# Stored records
## Begin
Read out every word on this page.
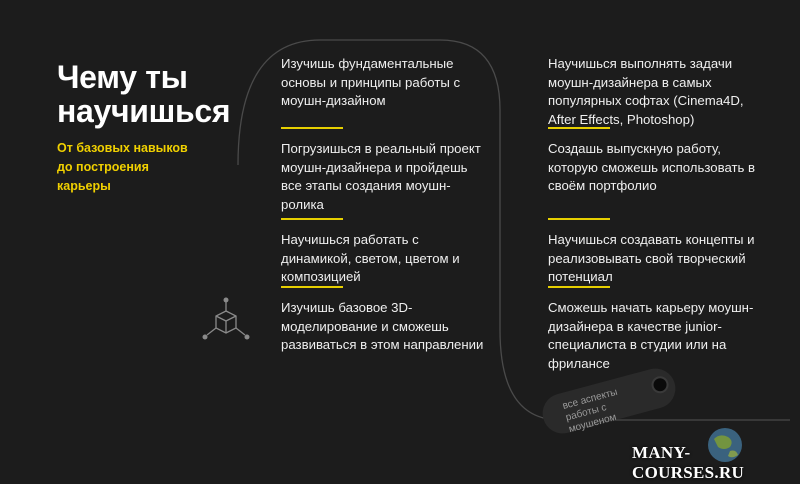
Чему ты
научишься
От базовых навыков до построения карьеры
Изучишь фундаментальные основы и принципы работы с моушн-дизайном
Погрузишься в реальный проект моушн-дизайнера и пройдешь все этапы создания моушн-ролика
Научишься работать с динамикой, светом, цветом и композицией
Изучишь базовое 3D-моделирование и сможешь развиваться в этом направлении
Научишься выполнять задачи моушн-дизайнера в самых популярных софтах (Cinema4D, After Effects, Photoshop)
Создашь выпускную работу, которую сможешь использовать в своём портфолио
Научишься создавать концепты и реализовывать свой творческий потенциал
Сможешь начать карьеру моушн-дизайнера в качестве junior-специалиста в студии или на фрилансе
все аспекты работы с моушеном
MANY-COURSES.RU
## End
# Your objective
Out of the material above, gather each line where "дизайнера" appears.

# Finished task
Погрузишься в реальный проект моушн-дизайнера и пройдешь все этапы создания моушн-ролика
Научишься выполнять задачи моушн-дизайнера в самых популярных софтах (Cinema4D, After Effects, Photoshop)
Сможешь начать карьеру моушн-дизайнера в качестве junior-специалиста в студии или на фрилансе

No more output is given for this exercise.